Set task:
Tally every line of the material that includes "JSON", then give the tally and nothing else.

■ ■ ■

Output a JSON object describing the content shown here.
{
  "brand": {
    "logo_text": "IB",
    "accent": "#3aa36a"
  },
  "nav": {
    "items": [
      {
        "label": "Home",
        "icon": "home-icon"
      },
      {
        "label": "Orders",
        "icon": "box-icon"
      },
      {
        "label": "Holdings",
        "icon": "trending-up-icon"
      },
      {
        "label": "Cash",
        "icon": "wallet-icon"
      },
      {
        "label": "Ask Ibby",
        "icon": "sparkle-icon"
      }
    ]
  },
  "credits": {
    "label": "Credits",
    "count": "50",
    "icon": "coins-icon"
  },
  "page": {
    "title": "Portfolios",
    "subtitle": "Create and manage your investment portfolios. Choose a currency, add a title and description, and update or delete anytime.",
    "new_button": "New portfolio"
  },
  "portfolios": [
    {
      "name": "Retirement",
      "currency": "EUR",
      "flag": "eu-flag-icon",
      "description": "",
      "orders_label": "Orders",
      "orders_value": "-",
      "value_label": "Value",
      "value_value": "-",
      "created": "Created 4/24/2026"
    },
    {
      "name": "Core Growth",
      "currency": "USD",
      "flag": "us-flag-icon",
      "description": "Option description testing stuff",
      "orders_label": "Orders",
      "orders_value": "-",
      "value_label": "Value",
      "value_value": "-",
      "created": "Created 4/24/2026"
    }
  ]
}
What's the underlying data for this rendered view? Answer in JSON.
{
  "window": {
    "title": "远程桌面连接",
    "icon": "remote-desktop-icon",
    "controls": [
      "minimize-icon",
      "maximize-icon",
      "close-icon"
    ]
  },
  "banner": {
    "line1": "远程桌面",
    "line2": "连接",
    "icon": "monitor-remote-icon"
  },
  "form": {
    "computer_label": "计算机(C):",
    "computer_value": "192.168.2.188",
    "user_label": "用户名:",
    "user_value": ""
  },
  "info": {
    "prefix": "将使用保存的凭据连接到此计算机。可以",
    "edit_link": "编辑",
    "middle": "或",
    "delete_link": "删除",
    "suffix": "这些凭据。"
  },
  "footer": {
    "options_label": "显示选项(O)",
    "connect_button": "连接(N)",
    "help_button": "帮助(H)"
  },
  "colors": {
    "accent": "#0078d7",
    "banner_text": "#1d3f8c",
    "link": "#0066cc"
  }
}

■ ■ ■

Answer below:
2